**Task instructions**
Print the records below exactly as they appear.

start Information given

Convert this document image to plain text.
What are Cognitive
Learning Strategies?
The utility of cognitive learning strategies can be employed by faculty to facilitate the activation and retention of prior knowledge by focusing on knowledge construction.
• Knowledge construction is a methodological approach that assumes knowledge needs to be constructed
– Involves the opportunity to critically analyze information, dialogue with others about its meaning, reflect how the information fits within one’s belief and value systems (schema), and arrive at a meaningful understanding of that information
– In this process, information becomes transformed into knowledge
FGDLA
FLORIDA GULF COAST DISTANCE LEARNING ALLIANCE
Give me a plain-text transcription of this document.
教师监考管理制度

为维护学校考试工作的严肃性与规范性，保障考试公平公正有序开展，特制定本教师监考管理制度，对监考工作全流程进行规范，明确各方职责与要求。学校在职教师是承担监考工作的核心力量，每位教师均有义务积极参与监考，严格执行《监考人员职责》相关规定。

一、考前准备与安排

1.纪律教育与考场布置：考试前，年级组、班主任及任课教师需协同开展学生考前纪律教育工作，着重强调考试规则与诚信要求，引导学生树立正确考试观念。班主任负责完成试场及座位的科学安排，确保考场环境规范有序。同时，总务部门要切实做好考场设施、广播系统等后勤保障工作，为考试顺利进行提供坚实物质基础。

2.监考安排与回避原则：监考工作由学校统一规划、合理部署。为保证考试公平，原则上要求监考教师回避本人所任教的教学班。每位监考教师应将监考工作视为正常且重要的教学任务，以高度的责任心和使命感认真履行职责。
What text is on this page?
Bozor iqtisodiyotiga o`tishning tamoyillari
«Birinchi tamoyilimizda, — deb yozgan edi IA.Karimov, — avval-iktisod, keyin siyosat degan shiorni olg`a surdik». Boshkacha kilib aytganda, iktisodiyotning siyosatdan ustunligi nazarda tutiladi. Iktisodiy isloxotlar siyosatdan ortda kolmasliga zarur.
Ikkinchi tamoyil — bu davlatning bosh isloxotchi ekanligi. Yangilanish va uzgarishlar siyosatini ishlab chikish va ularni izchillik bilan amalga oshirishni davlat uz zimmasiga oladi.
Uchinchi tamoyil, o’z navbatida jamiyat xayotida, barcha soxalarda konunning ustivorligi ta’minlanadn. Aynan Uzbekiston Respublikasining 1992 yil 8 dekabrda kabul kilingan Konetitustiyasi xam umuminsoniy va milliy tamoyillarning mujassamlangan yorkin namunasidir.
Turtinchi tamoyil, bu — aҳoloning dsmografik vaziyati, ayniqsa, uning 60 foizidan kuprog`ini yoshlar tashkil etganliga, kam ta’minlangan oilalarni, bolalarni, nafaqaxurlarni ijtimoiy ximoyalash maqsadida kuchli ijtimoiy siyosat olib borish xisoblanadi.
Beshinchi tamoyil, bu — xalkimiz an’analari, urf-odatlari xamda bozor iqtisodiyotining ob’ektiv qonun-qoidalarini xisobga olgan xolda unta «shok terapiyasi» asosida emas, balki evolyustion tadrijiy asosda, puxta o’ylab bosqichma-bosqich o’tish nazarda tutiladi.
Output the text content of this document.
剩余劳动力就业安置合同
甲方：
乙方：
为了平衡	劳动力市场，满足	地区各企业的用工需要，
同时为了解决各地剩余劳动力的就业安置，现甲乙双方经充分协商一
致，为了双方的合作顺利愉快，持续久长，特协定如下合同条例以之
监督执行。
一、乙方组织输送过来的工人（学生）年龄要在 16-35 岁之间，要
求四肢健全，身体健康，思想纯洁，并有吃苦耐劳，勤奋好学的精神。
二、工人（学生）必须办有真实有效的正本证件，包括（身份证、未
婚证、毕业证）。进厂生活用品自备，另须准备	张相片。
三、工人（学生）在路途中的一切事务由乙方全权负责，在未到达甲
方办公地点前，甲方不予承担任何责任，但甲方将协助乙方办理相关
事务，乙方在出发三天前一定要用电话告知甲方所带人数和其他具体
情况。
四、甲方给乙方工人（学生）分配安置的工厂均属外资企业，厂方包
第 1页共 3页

end Information given

**The output**
Convert this document image to plain text.
What are Cognitive
Learning Strategies?
The utility of cognitive learning strategies can be employed by faculty to facilitate the activation and retention of prior knowledge by focusing on knowledge construction.
• Knowledge construction is a methodological approach that assumes knowledge needs to be constructed
– Involves the opportunity to critically analyze information, dialogue with others about its meaning, reflect how the information fits within one’s belief and value systems (schema), and arrive at a meaningful understanding of that information
– In this process, information becomes transformed into knowledge
FGDLA
FLORIDA GULF COAST DISTANCE LEARNING ALLIANCE
Give me a plain-text transcription of this document.
教师监考管理制度

为维护学校考试工作的严肃性与规范性，保障考试公平公正有序开展，特制定本教师监考管理制度，对监考工作全流程进行规范，明确各方职责与要求。学校在职教师是承担监考工作的核心力量，每位教师均有义务积极参与监考，严格执行《监考人员职责》相关规定。

一、考前准备与安排

1.纪律教育与考场布置：考试前，年级组、班主任及任课教师需协同开展学生考前纪律教育工作，着重强调考试规则与诚信要求，引导学生树立正确考试观念。班主任负责完成试场及座位的科学安排，确保考场环境规范有序。同时，总务部门要切实做好考场设施、广播系统等后勤保障工作，为考试顺利进行提供坚实物质基础。

2.监考安排与回避原则：监考工作由学校统一规划、合理部署。为保证考试公平，原则上要求监考教师回避本人所任教的教学班。每位监考教师应将监考工作视为正常且重要的教学任务，以高度的责任心和使命感认真履行职责。
What text is on this page?
Bozor iqtisodiyotiga o`tishning tamoyillari
«Birinchi tamoyilimizda, — deb yozgan edi IA.Karimov, — avval-iktisod, keyin siyosat degan shiorni olg`a surdik». Boshkacha kilib aytganda, iktisodiyotning siyosatdan ustunligi nazarda tutiladi. Iktisodiy isloxotlar siyosatdan ortda kolmasliga zarur.
Ikkinchi tamoyil — bu davlatning bosh isloxotchi ekanligi. Yangilanish va uzgarishlar siyosatini ishlab chikish va ularni izchillik bilan amalga oshirishni davlat uz zimmasiga oladi.
Uchinchi tamoyil, o’z navbatida jamiyat xayotida, barcha soxalarda konunning ustivorligi ta’minlanadn. Aynan Uzbekiston Respublikasining 1992 yil 8 dekabrda kabul kilingan Konetitustiyasi xam umuminsoniy va milliy tamoyillarning mujassamlangan yorkin namunasidir.
Turtinchi tamoyil, bu — aҳoloning dsmografik vaziyati, ayniqsa, uning 60 foizidan kuprog`ini yoshlar tashkil etganliga, kam ta’minlangan oilalarni, bolalarni, nafaqaxurlarni ijtimoiy ximoyalash maqsadida kuchli ijtimoiy siyosat olib borish xisoblanadi.
Beshinchi tamoyil, bu — xalkimiz an’analari, urf-odatlari xamda bozor iqtisodiyotining ob’ektiv qonun-qoidalarini xisobga olgan xolda unta «shok terapiyasi» asosida emas, balki evolyustion tadrijiy asosda, puxta o’ylab bosqichma-bosqich o’tish nazarda tutiladi.
Output the text content of this document.
剩余劳动力就业安置合同
甲方：
乙方：
为了平衡	劳动力市场，满足	地区各企业的用工需要，
同时为了解决各地剩余劳动力的就业安置，现甲乙双方经充分协商一
致，为了双方的合作顺利愉快，持续久长，特协定如下合同条例以之
监督执行。
一、乙方组织输送过来的工人（学生）年龄要在 16-35 岁之间，要
求四肢健全，身体健康，思想纯洁，并有吃苦耐劳，勤奋好学的精神。
二、工人（学生）必须办有真实有效的正本证件，包括（身份证、未
婚证、毕业证）。进厂生活用品自备，另须准备	张相片。
三、工人（学生）在路途中的一切事务由乙方全权负责，在未到达甲
方办公地点前，甲方不予承担任何责任，但甲方将协助乙方办理相关
事务，乙方在出发三天前一定要用电话告知甲方所带人数和其他具体
情况。
四、甲方给乙方工人（学生）分配安置的工厂均属外资企业，厂方包
第 1页共 3页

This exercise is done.